Exercise directions:
Give all of the lines again, with nothing added or dropped.

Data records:
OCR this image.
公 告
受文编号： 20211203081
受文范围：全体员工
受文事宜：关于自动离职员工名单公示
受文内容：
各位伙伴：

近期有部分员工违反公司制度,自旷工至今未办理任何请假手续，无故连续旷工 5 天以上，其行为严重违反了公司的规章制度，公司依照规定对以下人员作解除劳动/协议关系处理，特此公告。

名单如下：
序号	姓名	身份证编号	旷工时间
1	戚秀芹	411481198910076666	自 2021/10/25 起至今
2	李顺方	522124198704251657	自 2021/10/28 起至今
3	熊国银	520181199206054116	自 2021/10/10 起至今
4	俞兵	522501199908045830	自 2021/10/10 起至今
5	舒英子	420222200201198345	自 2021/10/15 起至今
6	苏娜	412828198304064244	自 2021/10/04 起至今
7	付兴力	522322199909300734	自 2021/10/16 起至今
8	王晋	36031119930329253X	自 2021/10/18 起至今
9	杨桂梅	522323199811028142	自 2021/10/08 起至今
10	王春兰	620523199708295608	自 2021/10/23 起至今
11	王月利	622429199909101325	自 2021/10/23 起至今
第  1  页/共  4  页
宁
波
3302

Output for this exercise:
OCR this image.
公 告
受文编号： 20211203081
受文范围：全体员工
受文事宜：关于自动离职员工名单公示
受文内容：
各位伙伴：

近期有部分员工违反公司制度,自旷工至今未办理任何请假手续，无故连续旷工 5 天以上，其行为严重违反了公司的规章制度，公司依照规定对以下人员作解除劳动/协议关系处理，特此公告。

名单如下：
序号	姓名	身份证编号	旷工时间
1	戚秀芹	411481198910076666	自 2021/10/25 起至今
2	李顺方	522124198704251657	自 2021/10/28 起至今
3	熊国银	520181199206054116	自 2021/10/10 起至今
4	俞兵	522501199908045830	自 2021/10/10 起至今
5	舒英子	420222200201198345	自 2021/10/15 起至今
6	苏娜	412828198304064244	自 2021/10/04 起至今
7	付兴力	522322199909300734	自 2021/10/16 起至今
8	王晋	36031119930329253X	自 2021/10/18 起至今
9	杨桂梅	522323199811028142	自 2021/10/08 起至今
10	王春兰	620523199708295608	自 2021/10/23 起至今
11	王月利	622429199909101325	自 2021/10/23 起至今
第  1  页/共  4  页
宁
波
3302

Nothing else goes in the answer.